### [THE REQUEST]
Your task is to copy every line of this material exactly.
# Start of DATA RECORDS
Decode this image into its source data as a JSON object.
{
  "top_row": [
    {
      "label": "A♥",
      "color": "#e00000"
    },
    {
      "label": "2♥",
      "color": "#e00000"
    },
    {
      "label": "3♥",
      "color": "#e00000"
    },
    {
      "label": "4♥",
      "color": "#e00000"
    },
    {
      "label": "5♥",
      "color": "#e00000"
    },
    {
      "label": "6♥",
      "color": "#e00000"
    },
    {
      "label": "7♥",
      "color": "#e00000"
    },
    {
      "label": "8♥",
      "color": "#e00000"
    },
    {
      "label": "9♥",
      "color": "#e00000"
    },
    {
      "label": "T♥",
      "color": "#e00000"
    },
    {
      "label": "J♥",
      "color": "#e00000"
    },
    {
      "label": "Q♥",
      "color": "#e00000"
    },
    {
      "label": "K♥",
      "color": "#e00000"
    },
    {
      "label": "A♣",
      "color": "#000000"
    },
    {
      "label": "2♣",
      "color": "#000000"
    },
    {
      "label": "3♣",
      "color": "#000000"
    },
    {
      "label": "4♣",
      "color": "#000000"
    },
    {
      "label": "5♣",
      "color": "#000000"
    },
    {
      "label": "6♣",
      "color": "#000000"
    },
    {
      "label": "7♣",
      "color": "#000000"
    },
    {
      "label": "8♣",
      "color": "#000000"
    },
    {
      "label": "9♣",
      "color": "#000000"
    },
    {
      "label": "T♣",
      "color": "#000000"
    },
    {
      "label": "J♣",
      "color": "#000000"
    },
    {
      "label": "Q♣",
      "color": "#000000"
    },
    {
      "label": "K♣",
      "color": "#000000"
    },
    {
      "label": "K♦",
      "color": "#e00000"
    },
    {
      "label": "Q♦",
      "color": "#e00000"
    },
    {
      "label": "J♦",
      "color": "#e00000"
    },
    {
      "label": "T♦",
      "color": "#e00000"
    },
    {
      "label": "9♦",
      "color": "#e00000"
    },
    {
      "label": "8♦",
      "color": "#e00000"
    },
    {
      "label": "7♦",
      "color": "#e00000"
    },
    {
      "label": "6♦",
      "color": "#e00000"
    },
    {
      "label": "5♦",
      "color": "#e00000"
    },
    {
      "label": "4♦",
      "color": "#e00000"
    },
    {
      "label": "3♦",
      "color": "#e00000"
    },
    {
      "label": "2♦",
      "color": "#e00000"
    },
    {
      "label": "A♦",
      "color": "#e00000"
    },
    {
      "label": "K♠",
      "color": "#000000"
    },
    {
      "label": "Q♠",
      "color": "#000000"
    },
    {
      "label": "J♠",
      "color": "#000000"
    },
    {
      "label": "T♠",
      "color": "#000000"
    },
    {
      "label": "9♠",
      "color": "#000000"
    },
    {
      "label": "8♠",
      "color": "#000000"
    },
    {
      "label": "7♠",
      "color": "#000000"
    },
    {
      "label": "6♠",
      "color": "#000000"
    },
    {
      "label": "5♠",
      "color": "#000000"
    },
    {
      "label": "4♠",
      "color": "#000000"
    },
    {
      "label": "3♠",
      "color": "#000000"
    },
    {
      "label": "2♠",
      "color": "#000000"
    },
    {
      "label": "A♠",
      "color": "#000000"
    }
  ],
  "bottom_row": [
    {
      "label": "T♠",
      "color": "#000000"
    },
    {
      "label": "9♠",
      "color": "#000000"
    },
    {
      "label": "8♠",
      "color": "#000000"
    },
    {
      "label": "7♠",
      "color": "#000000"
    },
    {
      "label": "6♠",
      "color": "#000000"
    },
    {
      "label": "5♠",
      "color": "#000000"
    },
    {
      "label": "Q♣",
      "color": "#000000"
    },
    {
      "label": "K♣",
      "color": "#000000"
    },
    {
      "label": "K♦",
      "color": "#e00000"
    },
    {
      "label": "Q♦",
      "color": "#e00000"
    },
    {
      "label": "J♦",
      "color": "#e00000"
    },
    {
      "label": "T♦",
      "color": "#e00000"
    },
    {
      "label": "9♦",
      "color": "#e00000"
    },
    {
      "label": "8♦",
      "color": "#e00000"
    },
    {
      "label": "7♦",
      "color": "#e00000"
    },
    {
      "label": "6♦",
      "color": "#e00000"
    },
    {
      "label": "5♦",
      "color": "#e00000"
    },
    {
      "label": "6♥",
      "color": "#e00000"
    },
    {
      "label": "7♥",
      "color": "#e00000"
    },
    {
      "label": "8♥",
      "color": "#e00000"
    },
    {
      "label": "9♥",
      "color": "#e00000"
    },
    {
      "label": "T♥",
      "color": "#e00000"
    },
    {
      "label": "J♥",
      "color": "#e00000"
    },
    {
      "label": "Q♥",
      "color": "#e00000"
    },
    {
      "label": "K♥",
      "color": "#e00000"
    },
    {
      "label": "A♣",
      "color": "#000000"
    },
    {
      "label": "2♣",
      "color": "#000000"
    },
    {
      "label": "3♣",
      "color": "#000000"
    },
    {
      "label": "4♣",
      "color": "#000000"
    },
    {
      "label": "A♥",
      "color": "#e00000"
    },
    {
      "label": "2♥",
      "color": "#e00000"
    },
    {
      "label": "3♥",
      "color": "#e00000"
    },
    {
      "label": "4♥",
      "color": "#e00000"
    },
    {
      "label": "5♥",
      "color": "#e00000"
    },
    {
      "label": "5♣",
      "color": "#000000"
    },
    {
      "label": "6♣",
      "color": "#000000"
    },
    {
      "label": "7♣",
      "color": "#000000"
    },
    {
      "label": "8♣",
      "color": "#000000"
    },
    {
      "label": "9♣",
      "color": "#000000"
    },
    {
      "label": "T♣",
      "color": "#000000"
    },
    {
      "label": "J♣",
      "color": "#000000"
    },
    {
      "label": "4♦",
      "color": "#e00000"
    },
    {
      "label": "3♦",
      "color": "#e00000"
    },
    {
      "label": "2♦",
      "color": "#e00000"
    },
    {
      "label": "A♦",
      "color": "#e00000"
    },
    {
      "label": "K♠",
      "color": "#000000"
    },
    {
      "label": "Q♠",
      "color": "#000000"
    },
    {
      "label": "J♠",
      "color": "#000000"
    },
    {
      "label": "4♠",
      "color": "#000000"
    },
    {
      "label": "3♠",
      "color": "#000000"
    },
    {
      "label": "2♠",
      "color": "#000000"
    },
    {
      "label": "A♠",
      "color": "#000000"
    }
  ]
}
# End of DATA RECORDS
### [WRITTEN SOLUTION]
Decode this image into its source data as a JSON object.
{
  "top_row": [
    {
      "label": "A♥",
      "color": "#e00000"
    },
    {
      "label": "2♥",
      "color": "#e00000"
    },
    {
      "label": "3♥",
      "color": "#e00000"
    },
    {
      "label": "4♥",
      "color": "#e00000"
    },
    {
      "label": "5♥",
      "color": "#e00000"
    },
    {
      "label": "6♥",
      "color": "#e00000"
    },
    {
      "label": "7♥",
      "color": "#e00000"
    },
    {
      "label": "8♥",
      "color": "#e00000"
    },
    {
      "label": "9♥",
      "color": "#e00000"
    },
    {
      "label": "T♥",
      "color": "#e00000"
    },
    {
      "label": "J♥",
      "color": "#e00000"
    },
    {
      "label": "Q♥",
      "color": "#e00000"
    },
    {
      "label": "K♥",
      "color": "#e00000"
    },
    {
      "label": "A♣",
      "color": "#000000"
    },
    {
      "label": "2♣",
      "color": "#000000"
    },
    {
      "label": "3♣",
      "color": "#000000"
    },
    {
      "label": "4♣",
      "color": "#000000"
    },
    {
      "label": "5♣",
      "color": "#000000"
    },
    {
      "label": "6♣",
      "color": "#000000"
    },
    {
      "label": "7♣",
      "color": "#000000"
    },
    {
      "label": "8♣",
      "color": "#000000"
    },
    {
      "label": "9♣",
      "color": "#000000"
    },
    {
      "label": "T♣",
      "color": "#000000"
    },
    {
      "label": "J♣",
      "color": "#000000"
    },
    {
      "label": "Q♣",
      "color": "#000000"
    },
    {
      "label": "K♣",
      "color": "#000000"
    },
    {
      "label": "K♦",
      "color": "#e00000"
    },
    {
      "label": "Q♦",
      "color": "#e00000"
    },
    {
      "label": "J♦",
      "color": "#e00000"
    },
    {
      "label": "T♦",
      "color": "#e00000"
    },
    {
      "label": "9♦",
      "color": "#e00000"
    },
    {
      "label": "8♦",
      "color": "#e00000"
    },
    {
      "label": "7♦",
      "color": "#e00000"
    },
    {
      "label": "6♦",
      "color": "#e00000"
    },
    {
      "label": "5♦",
      "color": "#e00000"
    },
    {
      "label": "4♦",
      "color": "#e00000"
    },
    {
      "label": "3♦",
      "color": "#e00000"
    },
    {
      "label": "2♦",
      "color": "#e00000"
    },
    {
      "label": "A♦",
      "color": "#e00000"
    },
    {
      "label": "K♠",
      "color": "#000000"
    },
    {
      "label": "Q♠",
      "color": "#000000"
    },
    {
      "label": "J♠",
      "color": "#000000"
    },
    {
      "label": "T♠",
      "color": "#000000"
    },
    {
      "label": "9♠",
      "color": "#000000"
    },
    {
      "label": "8♠",
      "color": "#000000"
    },
    {
      "label": "7♠",
      "color": "#000000"
    },
    {
      "label": "6♠",
      "color": "#000000"
    },
    {
      "label": "5♠",
      "color": "#000000"
    },
    {
      "label": "4♠",
      "color": "#000000"
    },
    {
      "label": "3♠",
      "color": "#000000"
    },
    {
      "label": "2♠",
      "color": "#000000"
    },
    {
      "label": "A♠",
      "color": "#000000"
    }
  ],
  "bottom_row": [
    {
      "label": "T♠",
      "color": "#000000"
    },
    {
      "label": "9♠",
      "color": "#000000"
    },
    {
      "label": "8♠",
      "color": "#000000"
    },
    {
      "label": "7♠",
      "color": "#000000"
    },
    {
      "label": "6♠",
      "color": "#000000"
    },
    {
      "label": "5♠",
      "color": "#000000"
    },
    {
      "label": "Q♣",
      "color": "#000000"
    },
    {
      "label": "K♣",
      "color": "#000000"
    },
    {
      "label": "K♦",
      "color": "#e00000"
    },
    {
      "label": "Q♦",
      "color": "#e00000"
    },
    {
      "label": "J♦",
      "color": "#e00000"
    },
    {
      "label": "T♦",
      "color": "#e00000"
    },
    {
      "label": "9♦",
      "color": "#e00000"
    },
    {
      "label": "8♦",
      "color": "#e00000"
    },
    {
      "label": "7♦",
      "color": "#e00000"
    },
    {
      "label": "6♦",
      "color": "#e00000"
    },
    {
      "label": "5♦",
      "color": "#e00000"
    },
    {
      "label": "6♥",
      "color": "#e00000"
    },
    {
      "label": "7♥",
      "color": "#e00000"
    },
    {
      "label": "8♥",
      "color": "#e00000"
    },
    {
      "label": "9♥",
      "color": "#e00000"
    },
    {
      "label": "T♥",
      "color": "#e00000"
    },
    {
      "label": "J♥",
      "color": "#e00000"
    },
    {
      "label": "Q♥",
      "color": "#e00000"
    },
    {
      "label": "K♥",
      "color": "#e00000"
    },
    {
      "label": "A♣",
      "color": "#000000"
    },
    {
      "label": "2♣",
      "color": "#000000"
    },
    {
      "label": "3♣",
      "color": "#000000"
    },
    {
      "label": "4♣",
      "color": "#000000"
    },
    {
      "label": "A♥",
      "color": "#e00000"
    },
    {
      "label": "2♥",
      "color": "#e00000"
    },
    {
      "label": "3♥",
      "color": "#e00000"
    },
    {
      "label": "4♥",
      "color": "#e00000"
    },
    {
      "label": "5♥",
      "color": "#e00000"
    },
    {
      "label": "5♣",
      "color": "#000000"
    },
    {
      "label": "6♣",
      "color": "#000000"
    },
    {
      "label": "7♣",
      "color": "#000000"
    },
    {
      "label": "8♣",
      "color": "#000000"
    },
    {
      "label": "9♣",
      "color": "#000000"
    },
    {
      "label": "T♣",
      "color": "#000000"
    },
    {
      "label": "J♣",
      "color": "#000000"
    },
    {
      "label": "4♦",
      "color": "#e00000"
    },
    {
      "label": "3♦",
      "color": "#e00000"
    },
    {
      "label": "2♦",
      "color": "#e00000"
    },
    {
      "label": "A♦",
      "color": "#e00000"
    },
    {
      "label": "K♠",
      "color": "#000000"
    },
    {
      "label": "Q♠",
      "color": "#000000"
    },
    {
      "label": "J♠",
      "color": "#000000"
    },
    {
      "label": "4♠",
      "color": "#000000"
    },
    {
      "label": "3♠",
      "color": "#000000"
    },
    {
      "label": "2♠",
      "color": "#000000"
    },
    {
      "label": "A♠",
      "color": "#000000"
    }
  ]
}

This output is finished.